(PASSAGE SHOWN)
↓↓↓

Garbage Day: The End of the Movie Theater Experience

Written by Shawn Lotte August 01, 2011

Welcome to Garbage Day where I, Doctor Lotte, will talk about things that I don’t like, and some things I do, but mostly I will talk about shit. Relax, enjoy and don’t forget to take out your trash.

Today’s Garbage: The Downfall of the Movie Theater Experience.

I’m taking a break from talking about movies I hate to bring an important problem to your attention: the movies you go see now are not worth the money you pay. Now I’m not talking about the movie’s worth or some shit like that, rather I am referring to the experience you have at the theater and the quality of the movies you are seeing. Most notably the screen quality and brightness of picture.

First a little story: I recently went to see “Cowboy’s and Aliens” in a newly built theater with all the bells and whistles. During the showing I noticed that the screen was a little blurry and dark. I thought maybe it was just me, but when I asked my girlfriend if she saw it too, she replied yes. To give you an example of how dark the picture was I will say this: in one particular scene one of the characters, a little boy, ran away from an alien and hid behind some object, but I had no idea what. In that moment there was suppose to be a jump scare, but when it happened I could not tell the direction the Alien popped out of, thus it was not scary. I felt the same for all scenes in the dark, and there were many of them. Unfortunately, this was not the way the movie was meant to look and completely spoiled my time with the film.

Notice how dark he is, now imagine that for all the night scenes in the movie. Awesome, huh?

In a recent article by Roger Ebert, he describes the phenomenon of dim image quality as something that has been around for some time. In the past, bad lighting was a case of movie theaters not turning the bulbs in the cameras to their proper wattage, say 3000w, but rather they turned it to 2000w. This was a way to save money and energy. Now the phenomenon is due to something else, something I have been hating on since its beginning. 3D!!!!!  Yes, my friends, the problem stems from 3D – you know that new way to charge you more money for a shitty image? But the issue here is that shitty image is translating to 2D films as well and now everyone has to pay for a shitty picture.

See how awesome 3D is. You can barely tell it's a German Shepard.

↑↑↑

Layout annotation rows
↓↓↓

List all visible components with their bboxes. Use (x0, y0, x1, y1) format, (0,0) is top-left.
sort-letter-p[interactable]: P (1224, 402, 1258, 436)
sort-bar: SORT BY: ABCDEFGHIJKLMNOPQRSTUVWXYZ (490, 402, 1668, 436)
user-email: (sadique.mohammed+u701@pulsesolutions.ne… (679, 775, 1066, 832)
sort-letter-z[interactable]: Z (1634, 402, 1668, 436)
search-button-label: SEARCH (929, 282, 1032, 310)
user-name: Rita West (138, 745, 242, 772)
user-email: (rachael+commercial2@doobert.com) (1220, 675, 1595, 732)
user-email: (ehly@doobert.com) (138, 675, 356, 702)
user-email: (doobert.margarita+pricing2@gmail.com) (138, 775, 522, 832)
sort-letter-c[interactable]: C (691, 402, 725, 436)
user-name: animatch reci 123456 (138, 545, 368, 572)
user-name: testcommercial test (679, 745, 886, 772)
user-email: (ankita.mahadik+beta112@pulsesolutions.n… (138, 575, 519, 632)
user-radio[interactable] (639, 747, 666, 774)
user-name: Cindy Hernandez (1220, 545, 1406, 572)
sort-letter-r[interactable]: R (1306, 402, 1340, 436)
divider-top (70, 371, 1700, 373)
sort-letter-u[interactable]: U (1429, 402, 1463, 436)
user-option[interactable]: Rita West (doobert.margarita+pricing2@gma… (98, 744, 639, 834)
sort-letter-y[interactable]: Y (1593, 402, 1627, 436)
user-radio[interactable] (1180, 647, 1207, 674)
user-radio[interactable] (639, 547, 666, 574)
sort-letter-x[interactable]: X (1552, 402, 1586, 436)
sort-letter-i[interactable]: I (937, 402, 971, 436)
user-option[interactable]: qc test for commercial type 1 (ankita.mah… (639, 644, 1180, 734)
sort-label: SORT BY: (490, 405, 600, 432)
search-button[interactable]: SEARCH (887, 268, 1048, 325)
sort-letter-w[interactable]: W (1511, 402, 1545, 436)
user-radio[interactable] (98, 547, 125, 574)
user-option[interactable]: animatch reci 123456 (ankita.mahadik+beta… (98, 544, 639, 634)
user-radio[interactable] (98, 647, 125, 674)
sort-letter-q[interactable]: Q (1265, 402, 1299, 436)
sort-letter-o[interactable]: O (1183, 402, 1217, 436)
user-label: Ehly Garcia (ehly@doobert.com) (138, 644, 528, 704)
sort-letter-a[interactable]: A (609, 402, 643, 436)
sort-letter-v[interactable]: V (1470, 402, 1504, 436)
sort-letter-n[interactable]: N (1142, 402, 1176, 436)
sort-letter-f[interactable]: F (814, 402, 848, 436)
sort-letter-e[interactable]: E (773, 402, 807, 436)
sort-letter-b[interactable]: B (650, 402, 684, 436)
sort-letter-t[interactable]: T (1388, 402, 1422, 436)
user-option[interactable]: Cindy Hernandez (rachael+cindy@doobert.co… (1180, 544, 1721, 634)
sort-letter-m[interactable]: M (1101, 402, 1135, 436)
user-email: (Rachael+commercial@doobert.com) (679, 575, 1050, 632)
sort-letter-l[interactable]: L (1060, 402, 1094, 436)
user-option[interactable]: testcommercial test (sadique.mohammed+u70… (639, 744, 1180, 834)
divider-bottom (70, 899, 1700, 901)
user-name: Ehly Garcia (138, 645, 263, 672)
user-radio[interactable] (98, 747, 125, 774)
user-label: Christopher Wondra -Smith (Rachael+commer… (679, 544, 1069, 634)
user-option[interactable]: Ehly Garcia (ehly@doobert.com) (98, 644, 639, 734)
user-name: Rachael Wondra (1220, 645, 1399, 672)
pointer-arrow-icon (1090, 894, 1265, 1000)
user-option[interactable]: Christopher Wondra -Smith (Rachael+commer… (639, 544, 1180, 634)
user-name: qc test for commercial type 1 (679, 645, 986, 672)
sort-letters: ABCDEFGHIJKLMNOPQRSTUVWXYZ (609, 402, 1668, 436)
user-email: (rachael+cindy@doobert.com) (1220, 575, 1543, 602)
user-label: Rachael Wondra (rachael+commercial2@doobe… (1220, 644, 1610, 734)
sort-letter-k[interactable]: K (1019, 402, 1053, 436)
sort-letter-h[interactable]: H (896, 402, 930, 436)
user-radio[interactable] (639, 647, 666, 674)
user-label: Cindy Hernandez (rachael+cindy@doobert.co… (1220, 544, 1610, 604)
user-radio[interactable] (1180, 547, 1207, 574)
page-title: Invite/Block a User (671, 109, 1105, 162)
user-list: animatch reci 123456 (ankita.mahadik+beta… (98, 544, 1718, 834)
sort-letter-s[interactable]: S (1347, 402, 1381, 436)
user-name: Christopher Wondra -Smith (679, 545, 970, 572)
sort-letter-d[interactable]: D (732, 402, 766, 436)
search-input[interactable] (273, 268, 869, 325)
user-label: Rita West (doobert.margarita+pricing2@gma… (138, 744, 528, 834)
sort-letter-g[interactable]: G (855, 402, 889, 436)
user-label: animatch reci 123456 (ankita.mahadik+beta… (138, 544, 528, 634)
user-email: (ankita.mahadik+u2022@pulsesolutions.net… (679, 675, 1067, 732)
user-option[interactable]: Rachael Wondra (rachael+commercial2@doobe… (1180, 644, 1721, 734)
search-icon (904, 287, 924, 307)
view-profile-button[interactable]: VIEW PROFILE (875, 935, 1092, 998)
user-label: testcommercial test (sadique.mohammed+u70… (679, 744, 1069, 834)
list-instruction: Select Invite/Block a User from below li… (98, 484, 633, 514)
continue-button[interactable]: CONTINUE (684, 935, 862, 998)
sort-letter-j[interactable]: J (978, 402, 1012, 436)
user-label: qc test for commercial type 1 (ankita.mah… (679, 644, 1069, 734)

↑↑↑
↓↓↓

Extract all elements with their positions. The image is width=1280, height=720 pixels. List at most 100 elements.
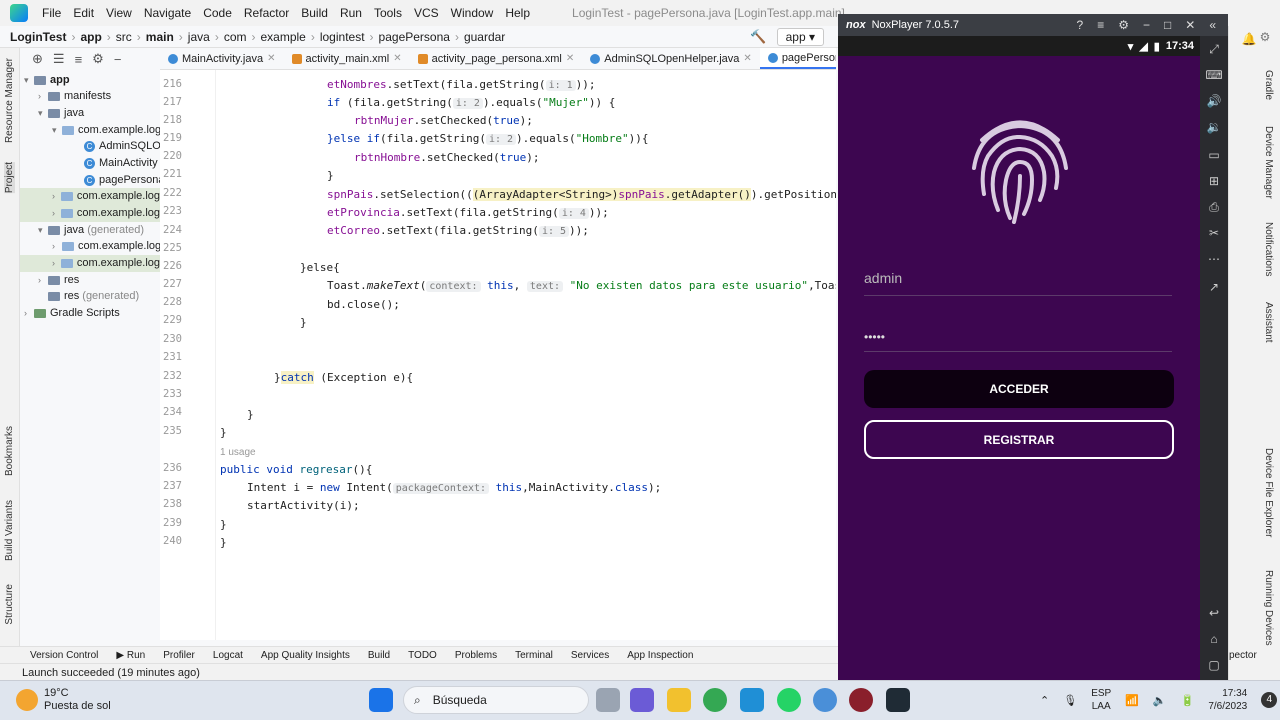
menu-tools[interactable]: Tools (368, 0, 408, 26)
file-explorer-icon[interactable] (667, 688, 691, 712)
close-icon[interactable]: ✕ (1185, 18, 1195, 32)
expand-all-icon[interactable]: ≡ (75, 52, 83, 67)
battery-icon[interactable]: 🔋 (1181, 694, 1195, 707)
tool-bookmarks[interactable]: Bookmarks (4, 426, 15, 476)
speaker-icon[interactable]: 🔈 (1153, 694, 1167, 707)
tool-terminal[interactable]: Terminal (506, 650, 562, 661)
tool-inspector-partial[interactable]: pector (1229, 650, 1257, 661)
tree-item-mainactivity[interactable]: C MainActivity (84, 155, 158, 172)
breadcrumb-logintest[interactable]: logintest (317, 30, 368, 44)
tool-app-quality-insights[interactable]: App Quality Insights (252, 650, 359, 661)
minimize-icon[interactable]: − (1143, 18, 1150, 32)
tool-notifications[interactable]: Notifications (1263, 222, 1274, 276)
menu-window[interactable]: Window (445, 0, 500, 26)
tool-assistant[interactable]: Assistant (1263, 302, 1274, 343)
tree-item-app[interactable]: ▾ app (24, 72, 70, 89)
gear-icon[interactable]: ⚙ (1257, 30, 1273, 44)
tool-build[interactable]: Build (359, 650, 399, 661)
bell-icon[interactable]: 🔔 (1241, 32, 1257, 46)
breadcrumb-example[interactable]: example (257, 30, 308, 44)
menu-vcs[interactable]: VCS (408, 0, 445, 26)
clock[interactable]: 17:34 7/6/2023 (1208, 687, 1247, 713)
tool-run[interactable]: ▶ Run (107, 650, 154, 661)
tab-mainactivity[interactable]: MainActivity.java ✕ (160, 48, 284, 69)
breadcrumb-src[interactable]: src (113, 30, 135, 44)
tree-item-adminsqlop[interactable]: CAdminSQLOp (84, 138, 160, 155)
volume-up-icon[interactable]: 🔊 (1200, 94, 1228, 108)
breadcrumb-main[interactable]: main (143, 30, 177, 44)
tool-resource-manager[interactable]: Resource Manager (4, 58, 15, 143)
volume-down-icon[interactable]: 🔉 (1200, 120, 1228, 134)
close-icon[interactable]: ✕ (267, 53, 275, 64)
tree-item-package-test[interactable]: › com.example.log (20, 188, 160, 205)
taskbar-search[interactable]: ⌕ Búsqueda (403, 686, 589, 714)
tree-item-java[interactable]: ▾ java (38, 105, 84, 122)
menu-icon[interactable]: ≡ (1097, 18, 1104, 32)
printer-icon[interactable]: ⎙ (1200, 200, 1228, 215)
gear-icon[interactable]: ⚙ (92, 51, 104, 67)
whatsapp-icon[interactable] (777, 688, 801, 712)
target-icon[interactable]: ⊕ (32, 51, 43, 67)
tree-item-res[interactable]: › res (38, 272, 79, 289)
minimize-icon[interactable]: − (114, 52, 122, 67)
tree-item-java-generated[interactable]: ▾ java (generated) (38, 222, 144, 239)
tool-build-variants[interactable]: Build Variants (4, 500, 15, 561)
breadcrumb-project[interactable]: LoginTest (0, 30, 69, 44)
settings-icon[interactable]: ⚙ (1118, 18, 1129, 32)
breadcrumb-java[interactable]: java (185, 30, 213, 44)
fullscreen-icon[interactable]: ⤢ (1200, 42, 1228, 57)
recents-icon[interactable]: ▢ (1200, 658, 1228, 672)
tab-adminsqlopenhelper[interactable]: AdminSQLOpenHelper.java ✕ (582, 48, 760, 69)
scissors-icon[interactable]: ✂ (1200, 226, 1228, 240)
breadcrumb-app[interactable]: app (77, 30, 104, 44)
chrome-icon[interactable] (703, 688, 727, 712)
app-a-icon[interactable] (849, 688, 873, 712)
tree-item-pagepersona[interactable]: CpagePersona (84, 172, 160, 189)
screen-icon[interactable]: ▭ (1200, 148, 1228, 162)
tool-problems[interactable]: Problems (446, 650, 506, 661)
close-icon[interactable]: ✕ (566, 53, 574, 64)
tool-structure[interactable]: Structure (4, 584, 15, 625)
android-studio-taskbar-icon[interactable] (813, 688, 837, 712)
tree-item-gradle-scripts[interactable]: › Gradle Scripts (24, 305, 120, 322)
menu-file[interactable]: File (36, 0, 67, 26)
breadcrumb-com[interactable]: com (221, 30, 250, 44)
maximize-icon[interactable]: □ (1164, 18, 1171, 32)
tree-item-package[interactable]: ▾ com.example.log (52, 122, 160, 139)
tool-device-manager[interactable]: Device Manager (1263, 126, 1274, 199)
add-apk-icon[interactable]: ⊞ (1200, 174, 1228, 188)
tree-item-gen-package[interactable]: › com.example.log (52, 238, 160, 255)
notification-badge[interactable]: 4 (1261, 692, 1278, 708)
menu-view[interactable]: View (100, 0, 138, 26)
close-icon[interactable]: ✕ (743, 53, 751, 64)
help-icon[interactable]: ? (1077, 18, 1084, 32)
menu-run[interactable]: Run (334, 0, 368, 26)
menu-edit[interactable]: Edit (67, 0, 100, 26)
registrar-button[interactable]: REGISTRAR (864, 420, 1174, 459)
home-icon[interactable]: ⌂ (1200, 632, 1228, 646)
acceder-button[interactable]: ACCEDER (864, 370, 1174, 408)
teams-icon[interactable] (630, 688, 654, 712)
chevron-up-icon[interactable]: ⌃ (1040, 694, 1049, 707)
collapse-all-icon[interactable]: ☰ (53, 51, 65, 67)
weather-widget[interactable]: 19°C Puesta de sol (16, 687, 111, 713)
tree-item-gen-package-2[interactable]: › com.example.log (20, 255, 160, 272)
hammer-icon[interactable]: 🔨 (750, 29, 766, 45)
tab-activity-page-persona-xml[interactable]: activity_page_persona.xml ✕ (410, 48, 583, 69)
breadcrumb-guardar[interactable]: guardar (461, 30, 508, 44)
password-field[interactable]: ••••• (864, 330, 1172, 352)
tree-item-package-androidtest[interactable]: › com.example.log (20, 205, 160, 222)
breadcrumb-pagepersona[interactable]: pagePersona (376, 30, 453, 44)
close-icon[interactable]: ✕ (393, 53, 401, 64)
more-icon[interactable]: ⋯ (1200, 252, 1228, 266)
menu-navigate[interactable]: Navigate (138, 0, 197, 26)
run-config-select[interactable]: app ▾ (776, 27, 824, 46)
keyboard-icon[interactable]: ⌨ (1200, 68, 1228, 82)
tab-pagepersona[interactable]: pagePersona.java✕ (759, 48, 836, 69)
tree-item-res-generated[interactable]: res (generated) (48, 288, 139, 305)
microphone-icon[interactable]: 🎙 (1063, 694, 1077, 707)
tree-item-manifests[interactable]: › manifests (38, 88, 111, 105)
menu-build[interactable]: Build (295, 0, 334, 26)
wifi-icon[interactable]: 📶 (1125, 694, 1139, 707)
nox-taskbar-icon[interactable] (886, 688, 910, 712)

↑↑↑

Reproduce the Garbage Day piece starting with "I’m taking a" and going on through "brightness of picture.", swapping "screen quality" for "picture sharpness".

(SOLVED EXERCISE)
I’m taking a break from talking about movies I hate to bring an important problem to your attention: the movies you go see now are not worth the money you pay. Now I’m not talking about the movie’s worth or some shit like that, rather I am referring to the experience you have at the theater and the quality of the movies you are seeing. Most notably the picture sharpness and brightness of picture.